- _STATED PROBLEM_: Without altering anything, output the material below.

- _Dataset entries_:

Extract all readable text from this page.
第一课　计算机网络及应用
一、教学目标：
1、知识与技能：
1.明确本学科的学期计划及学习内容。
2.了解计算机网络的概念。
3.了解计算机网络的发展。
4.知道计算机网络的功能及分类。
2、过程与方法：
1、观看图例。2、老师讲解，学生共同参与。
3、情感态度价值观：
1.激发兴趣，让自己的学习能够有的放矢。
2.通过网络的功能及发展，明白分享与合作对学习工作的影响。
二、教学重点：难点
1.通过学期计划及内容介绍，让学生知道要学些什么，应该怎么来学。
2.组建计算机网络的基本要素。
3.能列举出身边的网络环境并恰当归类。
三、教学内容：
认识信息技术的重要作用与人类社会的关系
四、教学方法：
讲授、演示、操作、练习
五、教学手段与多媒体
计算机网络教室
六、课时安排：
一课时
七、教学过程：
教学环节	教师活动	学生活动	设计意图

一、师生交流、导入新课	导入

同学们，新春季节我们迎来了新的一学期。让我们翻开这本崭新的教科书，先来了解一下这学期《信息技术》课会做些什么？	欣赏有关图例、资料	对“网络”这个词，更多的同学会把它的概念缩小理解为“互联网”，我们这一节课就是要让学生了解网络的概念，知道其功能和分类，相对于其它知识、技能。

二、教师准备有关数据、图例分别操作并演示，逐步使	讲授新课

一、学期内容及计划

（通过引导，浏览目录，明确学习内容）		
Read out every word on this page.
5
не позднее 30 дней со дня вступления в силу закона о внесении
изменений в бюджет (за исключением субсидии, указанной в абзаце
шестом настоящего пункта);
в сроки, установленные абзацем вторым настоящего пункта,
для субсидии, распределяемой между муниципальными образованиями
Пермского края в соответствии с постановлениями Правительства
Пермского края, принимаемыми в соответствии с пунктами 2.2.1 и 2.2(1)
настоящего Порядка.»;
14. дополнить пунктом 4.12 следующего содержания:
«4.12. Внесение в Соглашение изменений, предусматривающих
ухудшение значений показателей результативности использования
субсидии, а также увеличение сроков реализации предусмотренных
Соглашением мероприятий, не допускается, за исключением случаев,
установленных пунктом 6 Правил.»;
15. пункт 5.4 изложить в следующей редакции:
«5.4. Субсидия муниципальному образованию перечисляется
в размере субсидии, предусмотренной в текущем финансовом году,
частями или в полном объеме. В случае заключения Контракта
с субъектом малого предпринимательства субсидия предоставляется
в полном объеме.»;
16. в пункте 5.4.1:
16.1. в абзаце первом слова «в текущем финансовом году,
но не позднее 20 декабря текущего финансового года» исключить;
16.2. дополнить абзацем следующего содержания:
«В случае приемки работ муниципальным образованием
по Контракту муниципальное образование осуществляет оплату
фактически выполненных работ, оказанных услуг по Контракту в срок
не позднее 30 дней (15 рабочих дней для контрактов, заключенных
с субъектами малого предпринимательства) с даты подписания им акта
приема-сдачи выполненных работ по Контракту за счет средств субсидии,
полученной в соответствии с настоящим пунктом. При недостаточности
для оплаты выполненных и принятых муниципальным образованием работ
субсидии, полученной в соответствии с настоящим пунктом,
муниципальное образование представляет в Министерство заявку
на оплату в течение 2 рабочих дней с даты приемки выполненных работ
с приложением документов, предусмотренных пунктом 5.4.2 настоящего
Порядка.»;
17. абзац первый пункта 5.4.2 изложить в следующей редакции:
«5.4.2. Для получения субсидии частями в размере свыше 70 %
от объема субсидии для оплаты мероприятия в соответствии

- _WRITTEN RESPONSE_:
Extract all readable text from this page.
第一课　计算机网络及应用
一、教学目标：
1、知识与技能：
1.明确本学科的学期计划及学习内容。
2.了解计算机网络的概念。
3.了解计算机网络的发展。
4.知道计算机网络的功能及分类。
2、过程与方法：
1、观看图例。2、老师讲解，学生共同参与。
3、情感态度价值观：
1.激发兴趣，让自己的学习能够有的放矢。
2.通过网络的功能及发展，明白分享与合作对学习工作的影响。
二、教学重点：难点
1.通过学期计划及内容介绍，让学生知道要学些什么，应该怎么来学。
2.组建计算机网络的基本要素。
3.能列举出身边的网络环境并恰当归类。
三、教学内容：
认识信息技术的重要作用与人类社会的关系
四、教学方法：
讲授、演示、操作、练习
五、教学手段与多媒体
计算机网络教室
六、课时安排：
一课时
七、教学过程：
教学环节	教师活动	学生活动	设计意图

一、师生交流、导入新课	导入

同学们，新春季节我们迎来了新的一学期。让我们翻开这本崭新的教科书，先来了解一下这学期《信息技术》课会做些什么？	欣赏有关图例、资料	对“网络”这个词，更多的同学会把它的概念缩小理解为“互联网”，我们这一节课就是要让学生了解网络的概念，知道其功能和分类，相对于其它知识、技能。

二、教师准备有关数据、图例分别操作并演示，逐步使	讲授新课

一、学期内容及计划

（通过引导，浏览目录，明确学习内容）		
Read out every word on this page.
5
не позднее 30 дней со дня вступления в силу закона о внесении
изменений в бюджет (за исключением субсидии, указанной в абзаце
шестом настоящего пункта);
в сроки, установленные абзацем вторым настоящего пункта,
для субсидии, распределяемой между муниципальными образованиями
Пермского края в соответствии с постановлениями Правительства
Пермского края, принимаемыми в соответствии с пунктами 2.2.1 и 2.2(1)
настоящего Порядка.»;
14. дополнить пунктом 4.12 следующего содержания:
«4.12. Внесение в Соглашение изменений, предусматривающих
ухудшение значений показателей результативности использования
субсидии, а также увеличение сроков реализации предусмотренных
Соглашением мероприятий, не допускается, за исключением случаев,
установленных пунктом 6 Правил.»;
15. пункт 5.4 изложить в следующей редакции:
«5.4. Субсидия муниципальному образованию перечисляется
в размере субсидии, предусмотренной в текущем финансовом году,
частями или в полном объеме. В случае заключения Контракта
с субъектом малого предпринимательства субсидия предоставляется
в полном объеме.»;
16. в пункте 5.4.1:
16.1. в абзаце первом слова «в текущем финансовом году,
но не позднее 20 декабря текущего финансового года» исключить;
16.2. дополнить абзацем следующего содержания:
«В случае приемки работ муниципальным образованием
по Контракту муниципальное образование осуществляет оплату
фактически выполненных работ, оказанных услуг по Контракту в срок
не позднее 30 дней (15 рабочих дней для контрактов, заключенных
с субъектами малого предпринимательства) с даты подписания им акта
приема-сдачи выполненных работ по Контракту за счет средств субсидии,
полученной в соответствии с настоящим пунктом. При недостаточности
для оплаты выполненных и принятых муниципальным образованием работ
субсидии, полученной в соответствии с настоящим пунктом,
муниципальное образование представляет в Министерство заявку
на оплату в течение 2 рабочих дней с даты приемки выполненных работ
с приложением документов, предусмотренных пунктом 5.4.2 настоящего
Порядка.»;
17. абзац первый пункта 5.4.2 изложить в следующей редакции:
«5.4.2. Для получения субсидии частями в размере свыше 70 %
от объема субсидии для оплаты мероприятия в соответствии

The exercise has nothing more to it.